> _SET PROBLEM_:
Copy out the material below in full, but not its images.

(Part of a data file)
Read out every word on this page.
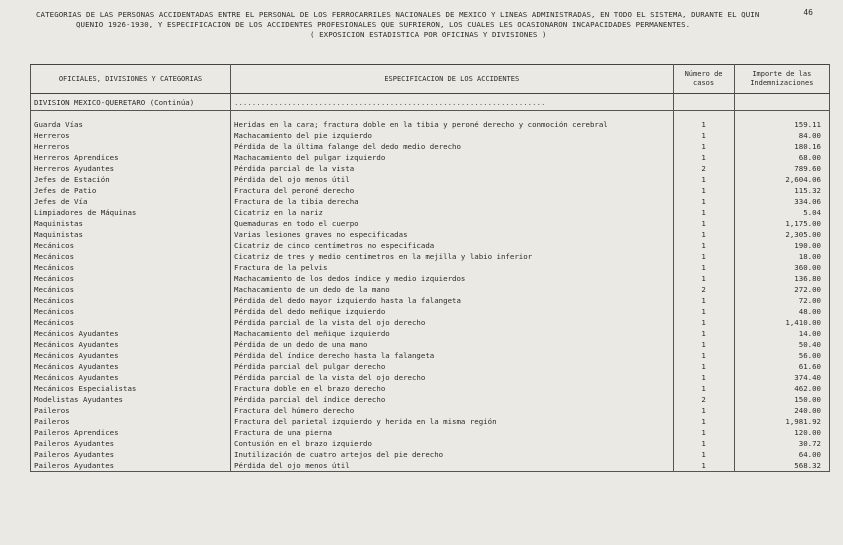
46
CATEGORIAS DE LAS PERSONAS ACCIDENTADAS ENTRE EL PERSONAL DE LOS FERROCARRILES NACIONALES DE MEXICO Y LINEAS ADMINISTRADAS, EN TODO EL SISTEMA, DURANTE EL QUIN
QUENIO 1926-1930, Y ESPECIFICACION DE LOS ACCIDENTES PROFESIONALES QUE SUFRIERON, LOS CUALES LES OCASIONARON INCAPACIDADES PERMANENTES.
( EXPOSICION ESTADISTICA POR OFICINAS Y DIVISIONES )
OFICIALES, DIVISIONES Y CATEGORIAS	ESPECIFICACION DE LOS ACCIDENTES	Número de casos	Importe de las Indemnizaciones
DIVISION MEXICO-QUERETARO (Continúa)	......................................................................		

Guarda Vías	Heridas en la cara; fractura doble en la tibia y peroné derecho y conmoción cerebral	1	159.11
Herreros	Machacamiento del pie izquierdo	1	84.00
Herreros	Pérdida de la última falange del dedo medio derecho	1	180.16
Herreros Aprendices	Machacamiento del pulgar izquierdo	1	68.00
Herreros Ayudantes	Pérdida parcial de la vista	2	789.60
Jefes de Estación	Pérdida del ojo menos útil	1	2,604.06
Jefes de Patio	Fractura del peroné derecho	1	115.32
Jefes de Vía	Fractura de la tibia derecha	1	334.06
Limpiadores de Máquinas	Cicatriz en la nariz	1	5.04
Maquinistas	Quemaduras en todo el cuerpo	1	1,175.00
Maquinistas	Varias lesiones graves no especificadas	1	2,305.00
Mecánicos	Cicatriz de cinco centímetros no especificada	1	190.00
Mecánicos	Cicatriz de tres y medio centímetros en la mejilla y labio inferior	1	18.00
Mecánicos	Fractura de la pelvis	1	360.00
Mecánicos	Machacamiento de los dedos índice y medio izquierdos	1	136.80
Mecánicos	Machacamiento de un dedo de la mano	2	272.00
Mecánicos	Pérdida del dedo mayor izquierdo hasta la falangeta	1	72.00
Mecánicos	Pérdida del dedo meñique izquierdo	1	48.00
Mecánicos	Pérdida parcial de la vista del ojo derecho	1	1,410.00
Mecánicos Ayudantes	Machacamiento del meñique izquierdo	1	14.00
Mecánicos Ayudantes	Pérdida de un dedo de una mano	1	50.40
Mecánicos Ayudantes	Pérdida del índice derecho hasta la falangeta	1	56.00
Mecánicos Ayudantes	Pérdida parcial del pulgar derecho	1	61.60
Mecánicos Ayudantes	Pérdida parcial de la vista del ojo derecho	1	374.40
Mecánicos Especialistas	Fractura doble en el brazo derecho	1	462.00
Modelistas Ayudantes	Pérdida parcial del índice derecho	2	150.00
Paileros	Fractura del húmero derecho	1	240.00
Paileros	Fractura del parietal izquierdo y herida en la misma región	1	1,981.92
Paileros Aprendices	Fractura de una pierna	1	120.00
Paileros Ayudantes	Contusión en el brazo izquierdo	1	30.72
Paileros Ayudantes	Inutilización de cuatro artejos del pie derecho	1	64.00
Paileros Ayudantes	Pérdida del ojo menos útil	1	568.32
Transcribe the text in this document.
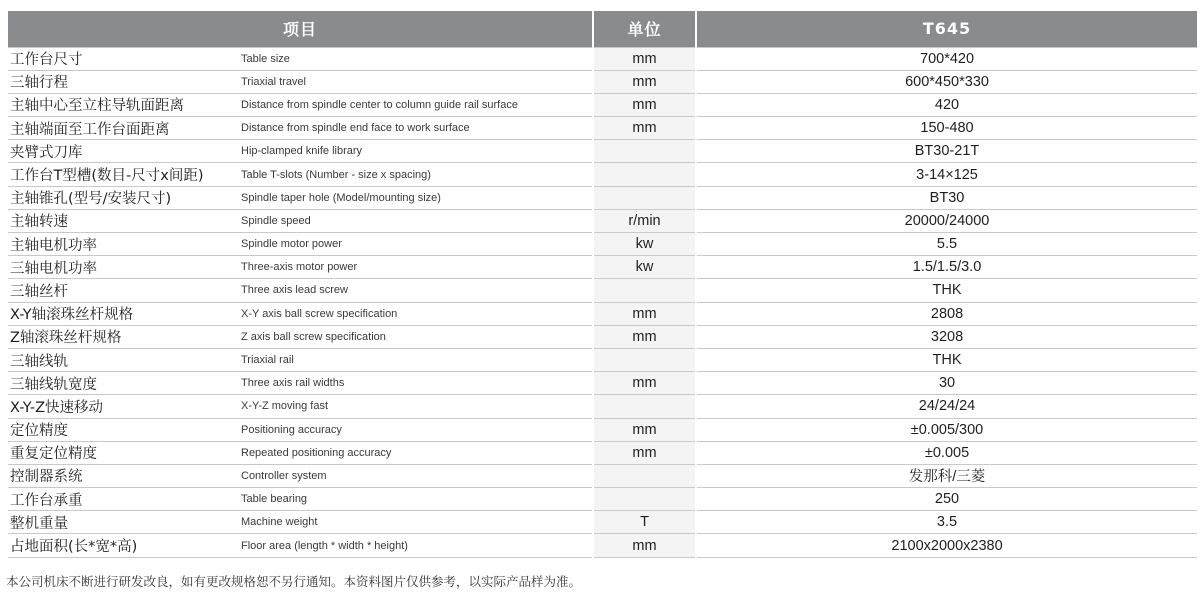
项目		单位	T645
工作台尺寸	Table size	mm	700*420
三轴行程	Triaxial travel	mm	600*450*330
主轴中心至立柱导轨面距离	Distance from spindle center to column guide rail surface	mm	420
主轴端面至工作台面距离	Distance from spindle end face to work surface	mm	150-480
夹臂式刀库	Hip-clamped knife library		BT30-21T
工作台T型槽(数目-尺寸x间距)	Table T-slots (Number - size x spacing)		3-14×125
主轴锥孔(型号/安装尺寸)	Spindle taper hole (Model/mounting size)		BT30
主轴转速	Spindle speed	r/min	20000/24000
主轴电机功率	Spindle motor power	kw	5.5
三轴电机功率	Three-axis motor power	kw	1.5/1.5/3.0
三轴丝杆	Three axis lead screw		THK
X-Y轴滚珠丝杆规格	X-Y axis ball screw specification	mm	2808
Z轴滚珠丝杆规格	Z axis ball screw specification	mm	3208
三轴线轨	Triaxial rail		THK
三轴线轨宽度	Three axis rail widths	mm	30
X-Y-Z快速移动	X-Y-Z moving fast		24/24/24
定位精度	Positioning accuracy	mm	±0.005/300
重复定位精度	Repeated positioning accuracy	mm	±0.005
控制器系统	Controller system		发那科/三菱
工作台承重	Table bearing		250
整机重量	Machine weight	T	3.5
占地面积(长*宽*高)	Floor area (length * width * height)	mm	2100x2000x2380
本公司机床不断进行研发改良，如有更改规格恕不另行通知。本资料图片仅供参考，以实际产品样为准。
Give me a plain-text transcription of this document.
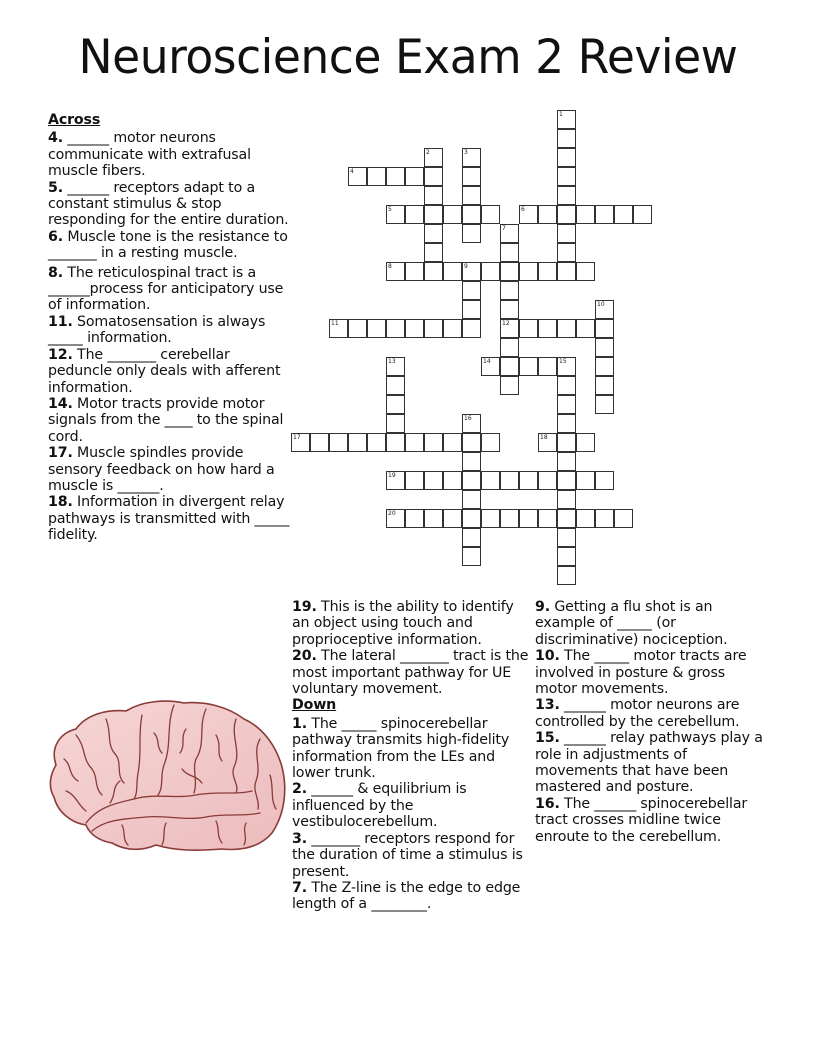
Neuroscience Exam 2 Review
1
2	3
4
5	6
7
12
8	9
10
11
13	14	15
16
17	18
19
20
Across
4. ______ motor neurons communicate with extrafusal muscle fibers.
5. ______ receptors adapt to a constant stimulus & stop responding for the entire duration.
6. Muscle tone is the resistance to _______ in a resting muscle.
8. The reticulospinal tract is a ______process for anticipatory use of information.
11. Somatosensation is always _____ information.
12. The _______ cerebellar peduncle only deals with afferent information.
14. Motor tracts provide motor signals from the ____ to the spinal cord.
17. Muscle spindles provide sensory feedback on how hard a muscle is ______.
18. Information in divergent relay pathways is transmitted with _____ fidelity.
19. This is the ability to identify an object using touch and proprioceptive information.
20. The lateral _______ tract is the most important pathway for UE voluntary movement.
Down
1. The _____ spinocerebellar pathway transmits high-fidelity information from the LEs and lower trunk.
2. ______ & equilibrium is influenced by the vestibulocerebellum.
3. _______ receptors respond for the duration of time a stimulus is present.
7. The Z-line is the edge to edge length of a ________.
9. Getting a flu shot is an example of _____ (or discriminative) nociception.
10. The _____ motor tracts are involved in posture & gross motor movements.
13. ______ motor neurons are controlled by the cerebellum.
15. ______ relay pathways play a role in adjustments of movements that have been mastered and posture.
16. The ______ spinocerebellar tract crosses midline twice enroute to the cerebellum.
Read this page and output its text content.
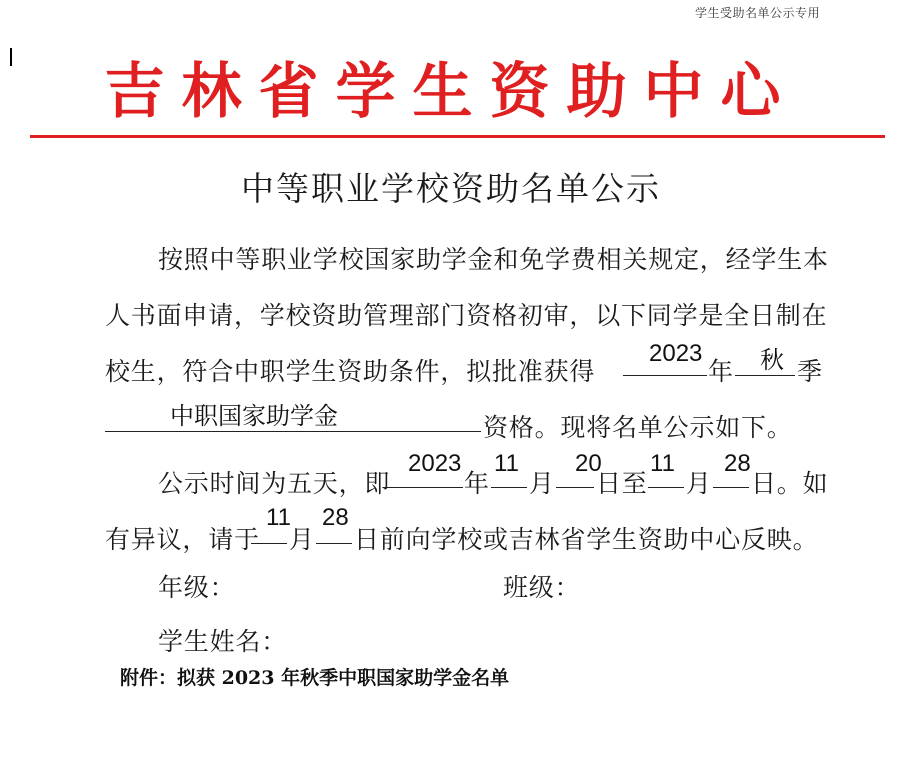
学生受助名单公示专用
吉林省学生资助中心
中等职业学校资助名单公示
按照中等职业学校国家助学金和免学费相关规定，经学生本
人书面申请，学校资助管理部门资格初审，以下同学是全日制在
校生，符合中职学生资助条件，拟批准获得
2023
年 秋 季
中职国家助学金	资格。现将名单公示如下。
公示时间为五天，即
2023
年
11
月
20
日至
11
月
28
日。如
有异议，请于
11
月
28
日前向学校或吉林省学生资助中心反映。
年级：	班级：
学生姓名：
附件：拟获 2023 年秋季中职国家助学金名单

> _RESULT_:
Read out every word on this page.
46
CATEGORIAS DE LAS PERSONAS ACCIDENTADAS ENTRE EL PERSONAL DE LOS FERROCARRILES NACIONALES DE MEXICO Y LINEAS ADMINISTRADAS, EN TODO EL SISTEMA, DURANTE EL QUIN
QUENIO 1926-1930, Y ESPECIFICACION DE LOS ACCIDENTES PROFESIONALES QUE SUFRIERON, LOS CUALES LES OCASIONARON INCAPACIDADES PERMANENTES.
( EXPOSICION ESTADISTICA POR OFICINAS Y DIVISIONES )
OFICIALES, DIVISIONES Y CATEGORIAS	ESPECIFICACION DE LOS ACCIDENTES	Número de casos	Importe de las Indemnizaciones
DIVISION MEXICO-QUERETARO (Continúa)	......................................................................		

Guarda Vías	Heridas en la cara; fractura doble en la tibia y peroné derecho y conmoción cerebral	1	159.11
Herreros	Machacamiento del pie izquierdo	1	84.00
Herreros	Pérdida de la última falange del dedo medio derecho	1	180.16
Herreros Aprendices	Machacamiento del pulgar izquierdo	1	68.00
Herreros Ayudantes	Pérdida parcial de la vista	2	789.60
Jefes de Estación	Pérdida del ojo menos útil	1	2,604.06
Jefes de Patio	Fractura del peroné derecho	1	115.32
Jefes de Vía	Fractura de la tibia derecha	1	334.06
Limpiadores de Máquinas	Cicatriz en la nariz	1	5.04
Maquinistas	Quemaduras en todo el cuerpo	1	1,175.00
Maquinistas	Varias lesiones graves no especificadas	1	2,305.00
Mecánicos	Cicatriz de cinco centímetros no especificada	1	190.00
Mecánicos	Cicatriz de tres y medio centímetros en la mejilla y labio inferior	1	18.00
Mecánicos	Fractura de la pelvis	1	360.00
Mecánicos	Machacamiento de los dedos índice y medio izquierdos	1	136.80
Mecánicos	Machacamiento de un dedo de la mano	2	272.00
Mecánicos	Pérdida del dedo mayor izquierdo hasta la falangeta	1	72.00
Mecánicos	Pérdida del dedo meñique izquierdo	1	48.00
Mecánicos	Pérdida parcial de la vista del ojo derecho	1	1,410.00
Mecánicos Ayudantes	Machacamiento del meñique izquierdo	1	14.00
Mecánicos Ayudantes	Pérdida de un dedo de una mano	1	50.40
Mecánicos Ayudantes	Pérdida del índice derecho hasta la falangeta	1	56.00
Mecánicos Ayudantes	Pérdida parcial del pulgar derecho	1	61.60
Mecánicos Ayudantes	Pérdida parcial de la vista del ojo derecho	1	374.40
Mecánicos Especialistas	Fractura doble en el brazo derecho	1	462.00
Modelistas Ayudantes	Pérdida parcial del índice derecho	2	150.00
Paileros	Fractura del húmero derecho	1	240.00
Paileros	Fractura del parietal izquierdo y herida en la misma región	1	1,981.92
Paileros Aprendices	Fractura de una pierna	1	120.00
Paileros Ayudantes	Contusión en el brazo izquierdo	1	30.72
Paileros Ayudantes	Inutilización de cuatro artejos del pie derecho	1	64.00
Paileros Ayudantes	Pérdida del ojo menos útil	1	568.32
Transcribe the text in this document.
项目		单位	T645
工作台尺寸	Table size	mm	700*420
三轴行程	Triaxial travel	mm	600*450*330
主轴中心至立柱导轨面距离	Distance from spindle center to column guide rail surface	mm	420
主轴端面至工作台面距离	Distance from spindle end face to work surface	mm	150-480
夹臂式刀库	Hip-clamped knife library		BT30-21T
工作台T型槽(数目-尺寸x间距)	Table T-slots (Number - size x spacing)		3-14×125
主轴锥孔(型号/安装尺寸)	Spindle taper hole (Model/mounting size)		BT30
主轴转速	Spindle speed	r/min	20000/24000
主轴电机功率	Spindle motor power	kw	5.5
三轴电机功率	Three-axis motor power	kw	1.5/1.5/3.0
三轴丝杆	Three axis lead screw		THK
X-Y轴滚珠丝杆规格	X-Y axis ball screw specification	mm	2808
Z轴滚珠丝杆规格	Z axis ball screw specification	mm	3208
三轴线轨	Triaxial rail		THK
三轴线轨宽度	Three axis rail widths	mm	30
X-Y-Z快速移动	X-Y-Z moving fast		24/24/24
定位精度	Positioning accuracy	mm	±0.005/300
重复定位精度	Repeated positioning accuracy	mm	±0.005
控制器系统	Controller system		发那科/三菱
工作台承重	Table bearing		250
整机重量	Machine weight	T	3.5
占地面积(长*宽*高)	Floor area (length * width * height)	mm	2100x2000x2380
本公司机床不断进行研发改良，如有更改规格恕不另行通知。本资料图片仅供参考，以实际产品样为准。
Give me a plain-text transcription of this document.
Neuroscience Exam 2 Review
1
2	3
4
5	6
7
12
8	9
10
11
13	14	15
16
17	18
19
20
Across
4. ______ motor neurons communicate with extrafusal muscle fibers.
5. ______ receptors adapt to a constant stimulus & stop responding for the entire duration.
6. Muscle tone is the resistance to _______ in a resting muscle.
8. The reticulospinal tract is a ______process for anticipatory use of information.
11. Somatosensation is always _____ information.
12. The _______ cerebellar peduncle only deals with afferent information.
14. Motor tracts provide motor signals from the ____ to the spinal cord.
17. Muscle spindles provide sensory feedback on how hard a muscle is ______.
18. Information in divergent relay pathways is transmitted with _____ fidelity.
19. This is the ability to identify an object using touch and proprioceptive information.
20. The lateral _______ tract is the most important pathway for UE voluntary movement.
Down
1. The _____ spinocerebellar pathway transmits high-fidelity information from the LEs and lower trunk.
2. ______ & equilibrium is influenced by the vestibulocerebellum.
3. _______ receptors respond for the duration of time a stimulus is present.
7. The Z-line is the edge to edge length of a ________.
9. Getting a flu shot is an example of _____ (or discriminative) nociception.
10. The _____ motor tracts are involved in posture & gross motor movements.
13. ______ motor neurons are controlled by the cerebellum.
15. ______ relay pathways play a role in adjustments of movements that have been mastered and posture.
16. The ______ spinocerebellar tract crosses midline twice enroute to the cerebellum.
Read this page and output its text content.
学生受助名单公示专用
吉林省学生资助中心
中等职业学校资助名单公示
按照中等职业学校国家助学金和免学费相关规定，经学生本
人书面申请，学校资助管理部门资格初审，以下同学是全日制在
校生，符合中职学生资助条件，拟批准获得
2023
年 秋 季
中职国家助学金	资格。现将名单公示如下。
公示时间为五天，即
2023
年
11
月
20
日至
11
月
28
日。如
有异议，请于
11
月
28
日前向学校或吉林省学生资助中心反映。
年级：	班级：
学生姓名：
附件：拟获 2023 年秋季中职国家助学金名单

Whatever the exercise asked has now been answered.